*EXERCISE*
Count how many lines mention the word "Coping". Write that number alone.

# START OF THE DATA

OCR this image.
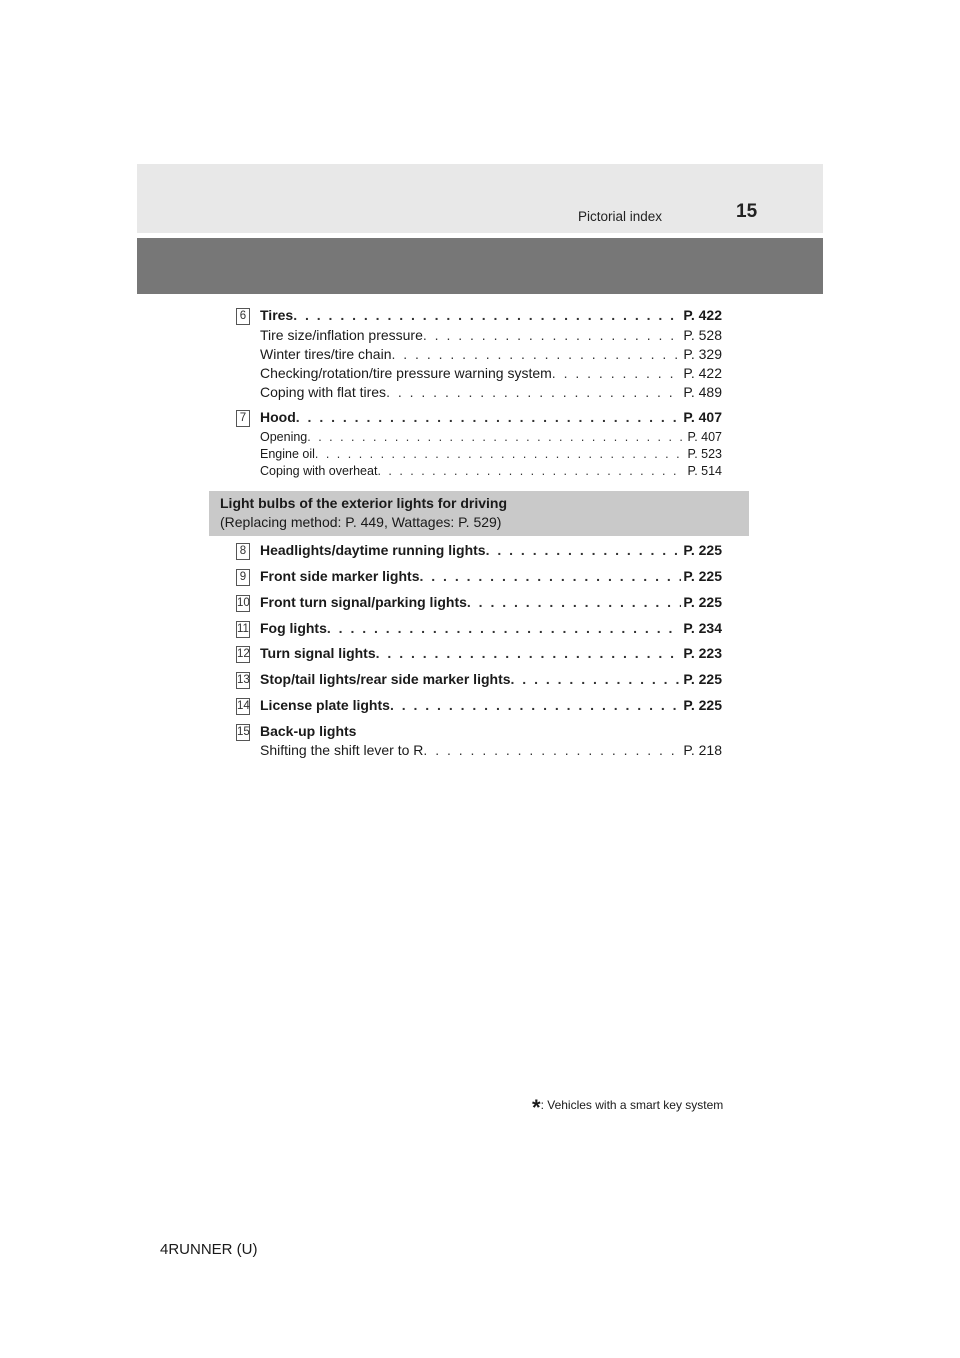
Pictorial index	15
6 Tires . . .	P. 422
Tire size/inflation pressure . . .	P. 528
Winter tires/tire chain . . .	P. 329
Checking/rotation/tire pressure warning system . . .	P. 422
Coping with flat tires . . .	P. 489
7 Hood . . .	P. 407
Opening . . .	P. 407
Engine oil . . .	P. 523
Coping with overheat . . .	P. 514
Light bulbs of the exterior lights for driving
(Replacing method: P. 449, Wattages: P. 529)
8 Headlights/daytime running lights . . .	P. 225
9 Front side marker lights . . .	P. 225
10 Front turn signal/parking lights . . .	P. 225
11 Fog lights . . .	P. 234
12 Turn signal lights . . .	P. 223
13 Stop/tail lights/rear side marker lights . . .	P. 225
14 License plate lights . . .	P. 225
15 Back-up lights
Shifting the shift lever to R . . .	P. 218
*: Vehicles with a smart key system
4RUNNER (U)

# END OF THE DATA

*TASK RESPONSE*
2